_Tâche à réaliser_. Reformulez sous forme de liste courte le paragraphe de la discussion qui commence par « C’est étrange parce que le bracelet Sport », en gardant ses faits principaux, s'il vous plaît.

_Texte fourni_.

=====

# Verrouillage Bracelet Boucle Sport ?



## Seb42490 (14 Septembre 2019)

Bonjour, je souhaite acheter une AW5 Nike mais je me pose la question de quel bracelet choisir car je n'apprécie pas le système de fermeture des bracelets Nike à trous. Mon file en possède une et je ne trouve pas ça pratique et surtout fiable comme verrouillage, au risque de perdre la montre comme cela a failli lui arriver à la piscine. Je me demandais donc comment se verrouillaient ces nouveaux bracelets boucle sport car je n'ai pas trouvé cette info. Un aimant? Un scratch? ou autre? Donc si un possesseur de ce type de bracelet pour me dire car j'ai vu qu'ils existaient déjà en accessoire sur le site Apple. Merci.


----------



## fousfous (14 Septembre 2019)

C'est scratch pour le sport en nylon.
Après j'ai celui à trou et pas de problèmes pour le mettre ou pour tenir, même dans l'eau.


----------



## Vanton (22 Septembre 2019)

C’est étrange parce que le bracelet Sport et son demi frère le Sport Nike ont plutôt bonne réputation sur ce point. L’extrémité du bracelet est bien retenue après avoir été glissée dans le trou prévu dans le bracelet. Ça ne bouge pas et ça n’est pas simple de l’accrocher quelque part. Le Boucle Sport au contraire a l’extrémité libre et elle peut facilement être attrapée par un vêtement ou une lanière de sac, etc.


----------



## Seb42490 (22 Septembre 2019)

J'ai commandé une AW5 Nike avec bracelet boucle sport ! On verra et sinon j'achèterai un autre bracelet .


----------



## Vanton (22 Septembre 2019)

De toute façon dans les 14 premiers jours tu peux facilement faire échanger le bracelet par Apple


----------

=====

_Données extraites_.
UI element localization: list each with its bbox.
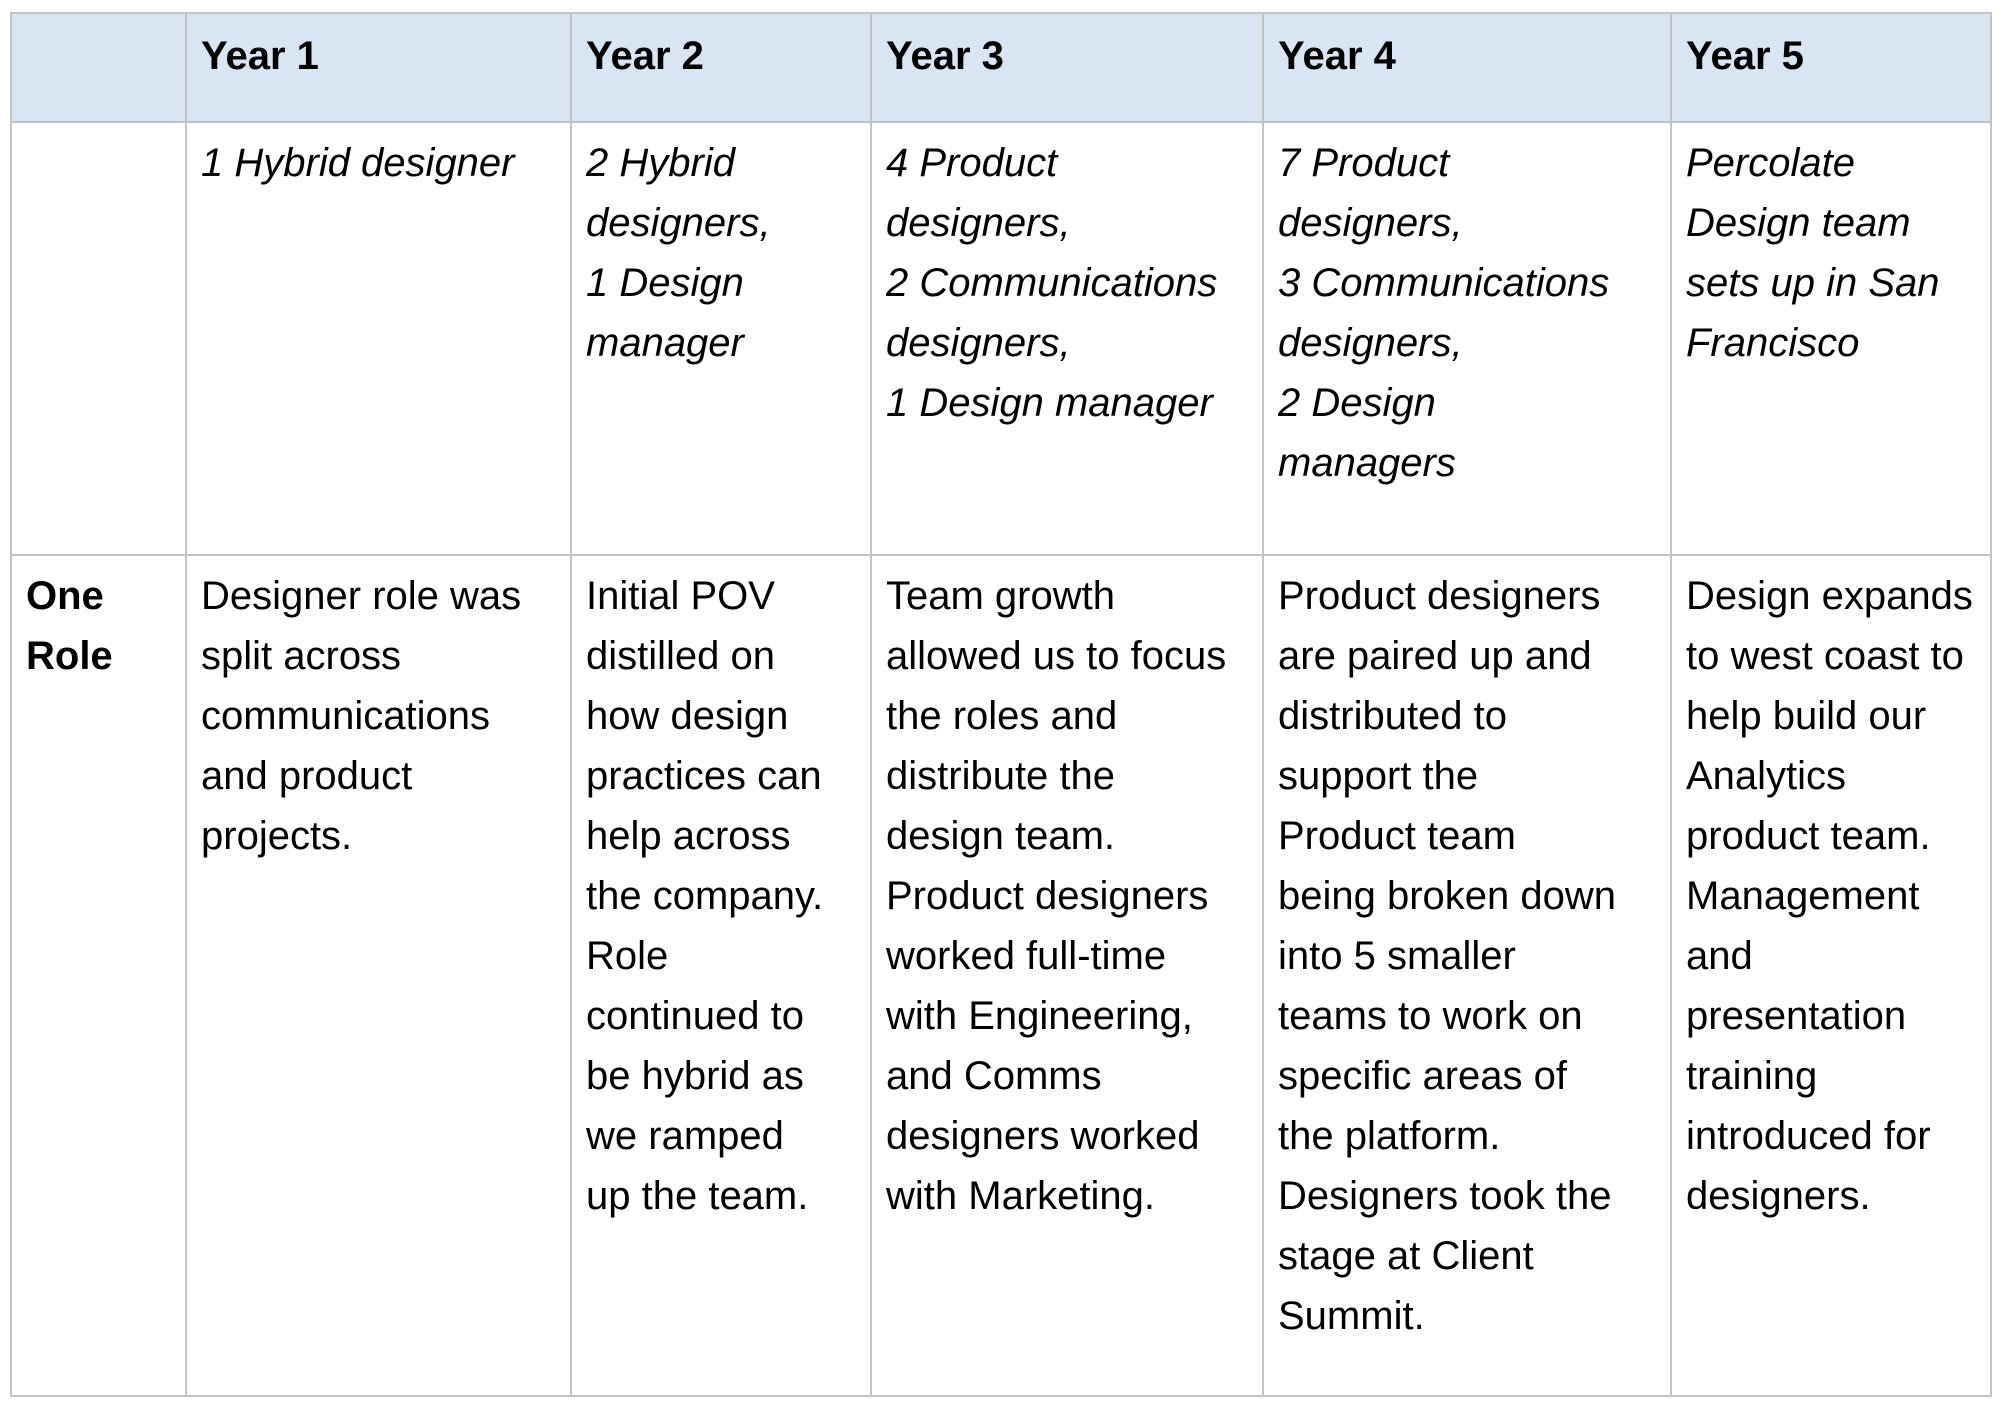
header-year-4: Year 4 <box>1262 12 1672 123</box>
team-cell-year-4: 7 Product designers, 3 Communications de… <box>1262 121 1672 556</box>
one-role-label-cell: One Role <box>10 554 187 1397</box>
header-corner-cell <box>10 12 187 123</box>
team-cell-year-2: 2 Hybrid designers, 1 Design manager <box>570 121 872 556</box>
role-cell-year-5: Design expands to west coast to help bui… <box>1670 554 1992 1397</box>
role-cell-year-3: Team growth allowed us to focus the role… <box>870 554 1264 1397</box>
role-cell-year-1: Designer role was split across communica… <box>185 554 572 1397</box>
header-year-5: Year 5 <box>1670 12 1992 123</box>
role-cell-year-4: Product designers are paired up and dist… <box>1262 554 1672 1397</box>
team-cell-year-1: 1 Hybrid designer <box>185 121 572 556</box>
one-role-row: One Role Designer role was split across … <box>10 554 1992 1397</box>
team-composition-row: 1 Hybrid designer 2 Hybrid designers, 1 … <box>10 121 1992 556</box>
role-cell-year-2: Initial POV distilled on how design prac… <box>570 554 872 1397</box>
header-year-2: Year 2 <box>570 12 872 123</box>
team-cell-year-3: 4 Product designers, 2 Communications de… <box>870 121 1264 556</box>
header-year-3: Year 3 <box>870 12 1264 123</box>
design-team-timeline-table: Year 1 Year 2 Year 3 Year 4 Year 5 1 Hyb… <box>10 12 1992 1397</box>
header-year-1: Year 1 <box>185 12 572 123</box>
header-row: Year 1 Year 2 Year 3 Year 4 Year 5 <box>10 12 1992 123</box>
team-row-label-cell <box>10 121 187 556</box>
team-cell-year-5: Percolate Design team sets up in San Fra… <box>1670 121 1992 556</box>
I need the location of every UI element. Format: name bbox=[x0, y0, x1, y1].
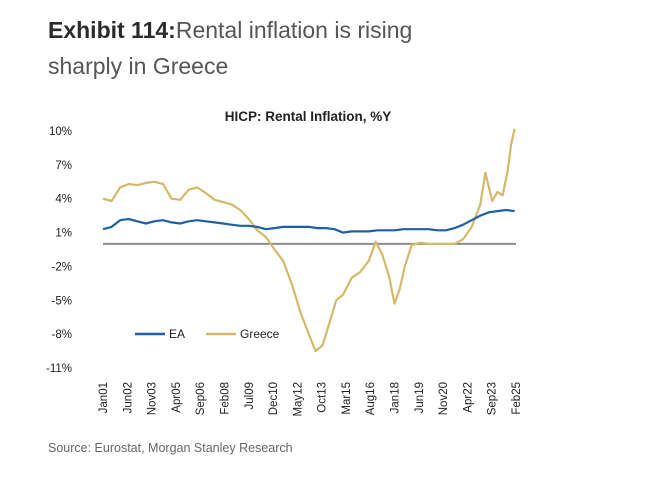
source-note: Source: Eurostat, Morgan Stanley Researc… bbox=[48, 441, 293, 455]
chart-title: HICP: Rental Inflation, %Y bbox=[225, 109, 392, 124]
y-tick-label: -8% bbox=[52, 329, 72, 341]
x-tick-label: Jan01 bbox=[98, 382, 110, 413]
series-line-ea bbox=[102, 208, 515, 234]
exhibit-text-line2: sharply in Greece bbox=[48, 53, 229, 79]
exhibit-text-line1: Rental inflation is rising bbox=[175, 17, 413, 43]
x-tick-label: Oct13 bbox=[317, 382, 329, 413]
x-tick-label: Jun02 bbox=[122, 382, 134, 413]
y-tick-label: -11% bbox=[46, 363, 72, 375]
y-tick-label: 10% bbox=[49, 126, 72, 138]
x-tick-label: Nov20 bbox=[438, 382, 450, 415]
y-axis: 10% 7% 4% 1% -2% -5% -8% -11% bbox=[46, 126, 72, 375]
y-tick-label: -5% bbox=[52, 295, 72, 307]
y-tick-label: -2% bbox=[52, 261, 72, 273]
x-tick-label: Apr22 bbox=[462, 382, 474, 413]
y-tick-label: 4% bbox=[55, 194, 72, 206]
x-tick-label: Feb08 bbox=[219, 382, 231, 415]
x-tick-label: Aug16 bbox=[365, 382, 377, 415]
x-tick-label: May12 bbox=[292, 382, 304, 417]
x-tick-label: Nov03 bbox=[147, 382, 159, 415]
x-tick-label: Jan18 bbox=[390, 382, 402, 413]
series-lines bbox=[102, 128, 516, 353]
x-tick-label: Jun19 bbox=[414, 382, 426, 413]
x-tick-label: Feb25 bbox=[511, 382, 523, 415]
exhibit-label: Exhibit 114: bbox=[48, 17, 176, 43]
y-tick-label: 1% bbox=[55, 228, 72, 240]
x-tick-label: Jul09 bbox=[244, 382, 256, 410]
legend-label-greece: Greece bbox=[240, 327, 280, 341]
legend: EA Greece bbox=[135, 327, 280, 341]
legend-label-ea: EA bbox=[169, 327, 185, 341]
x-tick-label: Dec10 bbox=[268, 382, 280, 415]
x-axis: Jan01 Jun02 Nov03 Apr05 Sep06 Feb08 Jul09 Dec10… bbox=[98, 382, 523, 417]
x-tick-label: Apr05 bbox=[171, 382, 183, 413]
x-tick-label: Sep06 bbox=[195, 382, 207, 415]
x-tick-label: Sep23 bbox=[487, 382, 499, 415]
exhibit-title: Exhibit 114:Rental inflation is rising s… bbox=[48, 12, 568, 84]
x-tick-label: Mar15 bbox=[341, 382, 353, 415]
series-line-greece bbox=[102, 128, 516, 353]
y-tick-label: 7% bbox=[55, 160, 72, 172]
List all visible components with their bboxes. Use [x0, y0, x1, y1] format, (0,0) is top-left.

=====

_Corrigé de l'exercice_.
- Le bracelet Sport et le Sport Nike ont plutôt bonne réputation pour leur tenue.
- Leur extrémité, une fois glissée dans le trou prévu, reste bien retenue : elle ne bouge pas et s'accroche difficilement.
- Le Boucle Sport a au contraire une extrémité libre, qu'un vêtement ou une lanière de sac peut facilement attraper.